(SELECTION):
==========

John Durham Peters (born 1958) is the María Rosa Menocal Professor of English and of Film & Media Studies at Yale University. A media historian and social theorist, he has authored a number of noted scholarly works. His first book, Speaking into the Air: A History of the Idea of Communication, traces out broad historical, philosophical, religious, cultural, legal, and technological contexts for the study of communication. His second book Courting the Abyss: Free Speech and the Liberal Tradition updates the philosophy of free expression with a history of liberal thought since Paul of Tarsus. His most recent book The Marvelous Clouds: Toward a Philosophy of Elemental Media radically rethinks how media are environments and environments are also media. He has held fellowships with the National Endowment for the Humanities, the Fulbright Foundation, and the Leverhulme Trust.

==========

(INFORMATION SHOWN):
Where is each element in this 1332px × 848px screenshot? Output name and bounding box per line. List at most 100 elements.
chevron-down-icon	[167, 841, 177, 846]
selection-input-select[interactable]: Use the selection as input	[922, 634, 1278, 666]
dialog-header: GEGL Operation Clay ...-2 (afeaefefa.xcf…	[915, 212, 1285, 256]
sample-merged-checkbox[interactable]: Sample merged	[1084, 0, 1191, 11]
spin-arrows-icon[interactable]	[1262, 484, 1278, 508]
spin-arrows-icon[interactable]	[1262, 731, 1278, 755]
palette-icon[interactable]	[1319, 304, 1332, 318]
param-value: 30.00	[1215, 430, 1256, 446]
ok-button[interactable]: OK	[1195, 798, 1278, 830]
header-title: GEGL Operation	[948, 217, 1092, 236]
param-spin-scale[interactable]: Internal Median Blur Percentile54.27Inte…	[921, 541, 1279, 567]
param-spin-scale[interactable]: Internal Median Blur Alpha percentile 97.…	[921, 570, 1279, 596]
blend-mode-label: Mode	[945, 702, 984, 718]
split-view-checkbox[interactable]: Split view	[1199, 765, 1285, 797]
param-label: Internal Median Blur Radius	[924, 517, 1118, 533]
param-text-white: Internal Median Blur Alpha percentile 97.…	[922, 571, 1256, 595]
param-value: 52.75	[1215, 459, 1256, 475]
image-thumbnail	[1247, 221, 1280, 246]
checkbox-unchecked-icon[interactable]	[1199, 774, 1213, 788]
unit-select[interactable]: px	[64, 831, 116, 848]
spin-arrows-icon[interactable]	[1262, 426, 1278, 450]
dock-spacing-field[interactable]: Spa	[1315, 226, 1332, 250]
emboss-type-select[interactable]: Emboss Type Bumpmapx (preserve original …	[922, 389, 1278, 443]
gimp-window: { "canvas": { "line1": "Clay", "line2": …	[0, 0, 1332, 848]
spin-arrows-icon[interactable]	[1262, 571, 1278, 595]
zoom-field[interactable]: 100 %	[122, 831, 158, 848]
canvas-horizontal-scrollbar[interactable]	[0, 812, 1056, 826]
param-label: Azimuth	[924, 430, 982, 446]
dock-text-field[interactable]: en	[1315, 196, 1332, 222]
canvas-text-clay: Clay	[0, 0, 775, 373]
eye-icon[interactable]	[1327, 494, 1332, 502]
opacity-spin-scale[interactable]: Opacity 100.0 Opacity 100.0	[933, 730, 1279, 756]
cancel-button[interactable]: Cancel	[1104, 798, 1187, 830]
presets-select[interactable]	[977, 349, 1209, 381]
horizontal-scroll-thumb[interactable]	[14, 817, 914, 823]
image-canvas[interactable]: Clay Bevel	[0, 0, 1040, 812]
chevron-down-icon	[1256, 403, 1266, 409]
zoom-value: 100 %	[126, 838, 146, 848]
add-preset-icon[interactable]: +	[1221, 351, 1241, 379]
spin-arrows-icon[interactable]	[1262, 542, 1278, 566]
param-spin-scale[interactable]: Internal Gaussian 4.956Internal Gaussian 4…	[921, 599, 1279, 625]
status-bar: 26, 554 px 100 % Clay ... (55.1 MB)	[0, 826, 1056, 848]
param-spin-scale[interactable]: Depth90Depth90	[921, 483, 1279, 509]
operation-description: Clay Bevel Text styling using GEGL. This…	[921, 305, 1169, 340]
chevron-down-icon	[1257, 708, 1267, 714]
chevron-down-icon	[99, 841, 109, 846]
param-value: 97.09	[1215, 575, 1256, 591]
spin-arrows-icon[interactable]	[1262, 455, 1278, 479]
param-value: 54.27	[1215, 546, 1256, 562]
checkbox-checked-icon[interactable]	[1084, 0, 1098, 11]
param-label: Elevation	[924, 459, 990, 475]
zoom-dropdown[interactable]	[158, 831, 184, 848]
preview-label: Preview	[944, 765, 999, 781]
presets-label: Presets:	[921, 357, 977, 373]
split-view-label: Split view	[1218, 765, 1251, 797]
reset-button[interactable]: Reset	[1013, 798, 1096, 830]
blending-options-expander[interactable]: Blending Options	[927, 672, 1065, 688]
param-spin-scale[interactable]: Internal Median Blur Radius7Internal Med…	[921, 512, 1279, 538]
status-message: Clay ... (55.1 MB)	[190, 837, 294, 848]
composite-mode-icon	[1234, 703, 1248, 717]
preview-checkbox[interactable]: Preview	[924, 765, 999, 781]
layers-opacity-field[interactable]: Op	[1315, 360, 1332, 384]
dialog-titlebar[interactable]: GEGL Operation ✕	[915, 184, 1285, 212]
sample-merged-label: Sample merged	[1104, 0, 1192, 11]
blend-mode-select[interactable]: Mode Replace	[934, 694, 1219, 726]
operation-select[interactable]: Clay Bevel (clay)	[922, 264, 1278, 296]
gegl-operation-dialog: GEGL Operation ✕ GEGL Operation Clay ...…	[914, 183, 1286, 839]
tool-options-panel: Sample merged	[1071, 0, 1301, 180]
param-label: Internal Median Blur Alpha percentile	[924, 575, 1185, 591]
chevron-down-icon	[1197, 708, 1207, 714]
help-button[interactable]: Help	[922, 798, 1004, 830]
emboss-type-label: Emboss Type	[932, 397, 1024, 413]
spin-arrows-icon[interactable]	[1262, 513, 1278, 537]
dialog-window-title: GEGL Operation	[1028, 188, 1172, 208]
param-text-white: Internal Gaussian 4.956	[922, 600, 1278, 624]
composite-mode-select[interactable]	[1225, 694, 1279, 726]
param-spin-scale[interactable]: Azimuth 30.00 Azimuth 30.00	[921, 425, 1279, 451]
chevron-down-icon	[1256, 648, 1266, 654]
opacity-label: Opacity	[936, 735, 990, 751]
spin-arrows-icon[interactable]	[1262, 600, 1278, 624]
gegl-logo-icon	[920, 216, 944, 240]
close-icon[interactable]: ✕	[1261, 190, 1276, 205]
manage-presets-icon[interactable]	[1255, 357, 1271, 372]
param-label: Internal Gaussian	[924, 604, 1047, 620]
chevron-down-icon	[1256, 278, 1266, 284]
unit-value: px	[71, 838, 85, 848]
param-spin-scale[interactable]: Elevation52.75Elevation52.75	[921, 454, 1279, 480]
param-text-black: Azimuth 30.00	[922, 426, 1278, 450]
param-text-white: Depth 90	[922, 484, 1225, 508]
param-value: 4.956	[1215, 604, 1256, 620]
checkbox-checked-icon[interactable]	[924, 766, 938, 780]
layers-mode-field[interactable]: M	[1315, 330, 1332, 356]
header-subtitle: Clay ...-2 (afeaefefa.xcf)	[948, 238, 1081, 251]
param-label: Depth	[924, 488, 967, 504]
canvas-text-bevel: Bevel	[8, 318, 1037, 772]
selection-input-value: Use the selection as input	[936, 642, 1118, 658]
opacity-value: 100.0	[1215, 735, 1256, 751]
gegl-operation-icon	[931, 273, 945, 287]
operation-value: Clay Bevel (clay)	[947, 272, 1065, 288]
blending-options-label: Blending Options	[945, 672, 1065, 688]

==========

(DIRECTIONS):
a – Explain in one to three sentences how, according to the biography of John Durham Peters, his book Courting the Abyss updates the philosophy of free expression.
b – Carry on the biography of John Durham Peters from its final sentence.
The records play no part in what follows.

(FINAL ANSWERS):
a – Courting the Abyss: Free Speech and the Liberal Tradition updates the philosophy of free expression by giving it a history of liberal thought. That history reaches back to Paul of Tarsus.

b –
Peters grew up in Brookline, Massachusetts, pursued studies at Brigham Young University in Provo, Utah, and graduated with a B.A. in English from the University of Utah, where he also earned his M.A. in Speech Communication. He received a Ph.D. in Communication Theory and Research from Stanford University in 1986 before accepting a faculty appointment at the University of Iowa. After teaching there for thirty years, he accepted a position at Yale University in 2017.

"Dialogue and dissemination" 
In chapter one of Speaking Into the Air, Peters (1999) compares two forms of communication: dialogue and dissemination. Even though dialogue tends to be viewed as the better means of communications, Peters believes that it can be cruel and destructive. Dissemination is fair because, unlike dialogue, it does not force listeners to understand and reciprocate to the speaker. The lack of interaction provided by dissemination leaves the audience free to interpret meanings themselves. Peters explains that communication can be achieved even if it is one way.

Selected works
 Promiscious Knowledge: Information, Image, and Other Truth Games in History" (2021) coauthored with Kenneth Cmiel
"The Marvelous Clouds: Toward a Philosophy of Elemental Media (2015)
 Courting the Abyss: Free Speech and the Liberal Tradition (2005)
 Canonic Texts in Media Research: Are There Any? Should There Be? How About These? With co-editors Elihu Katz, Tamar Liebes, and Avril Orloff (2003)
 Mass Communication and American Social Thought: Key Texts, 1919-1968. With Peter Simonson (2004).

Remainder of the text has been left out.